Description of the task: Collect every line in the records below that contains the word "Аналитическое".

Excerpted data:
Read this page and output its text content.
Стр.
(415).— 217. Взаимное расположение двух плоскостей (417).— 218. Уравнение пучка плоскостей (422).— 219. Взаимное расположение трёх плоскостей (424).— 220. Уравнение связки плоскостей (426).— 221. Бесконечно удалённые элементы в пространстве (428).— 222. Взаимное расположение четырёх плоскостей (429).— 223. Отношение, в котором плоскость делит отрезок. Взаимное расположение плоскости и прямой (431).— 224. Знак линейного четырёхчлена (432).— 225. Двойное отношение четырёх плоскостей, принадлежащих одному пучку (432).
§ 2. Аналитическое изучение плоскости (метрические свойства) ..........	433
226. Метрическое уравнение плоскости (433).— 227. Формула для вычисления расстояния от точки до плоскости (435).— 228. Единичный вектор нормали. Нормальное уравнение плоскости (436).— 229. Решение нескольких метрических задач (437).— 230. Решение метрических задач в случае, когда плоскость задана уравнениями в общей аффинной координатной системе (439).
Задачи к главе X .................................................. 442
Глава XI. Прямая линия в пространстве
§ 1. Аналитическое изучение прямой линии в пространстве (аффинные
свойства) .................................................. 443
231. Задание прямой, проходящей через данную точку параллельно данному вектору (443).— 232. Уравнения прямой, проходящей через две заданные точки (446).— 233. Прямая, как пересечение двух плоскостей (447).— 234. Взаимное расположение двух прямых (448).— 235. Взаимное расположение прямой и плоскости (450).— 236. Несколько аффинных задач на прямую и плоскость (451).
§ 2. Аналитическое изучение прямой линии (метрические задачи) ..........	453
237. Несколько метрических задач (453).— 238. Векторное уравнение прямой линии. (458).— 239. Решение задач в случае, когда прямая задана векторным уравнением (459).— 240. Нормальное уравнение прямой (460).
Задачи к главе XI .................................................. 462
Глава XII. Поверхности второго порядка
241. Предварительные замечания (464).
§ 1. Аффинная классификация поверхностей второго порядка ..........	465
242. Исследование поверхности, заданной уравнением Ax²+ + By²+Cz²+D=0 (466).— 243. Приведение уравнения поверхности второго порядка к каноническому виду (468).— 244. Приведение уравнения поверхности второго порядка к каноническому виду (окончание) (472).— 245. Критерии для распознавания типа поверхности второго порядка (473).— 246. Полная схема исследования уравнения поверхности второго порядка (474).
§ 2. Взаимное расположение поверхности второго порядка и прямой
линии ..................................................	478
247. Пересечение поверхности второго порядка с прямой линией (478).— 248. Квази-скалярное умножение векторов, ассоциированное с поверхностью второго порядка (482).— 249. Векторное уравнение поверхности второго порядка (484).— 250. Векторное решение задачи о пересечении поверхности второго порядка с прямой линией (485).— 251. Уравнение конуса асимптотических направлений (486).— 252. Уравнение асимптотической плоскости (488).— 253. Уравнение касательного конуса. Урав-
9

Full solution:
§ 2. Аналитическое изучение плоскости (метрические свойства) ..........	433
§ 1. Аналитическое изучение прямой линии в пространстве (аффинные
§ 2. Аналитическое изучение прямой линии (метрические задачи) ..........	453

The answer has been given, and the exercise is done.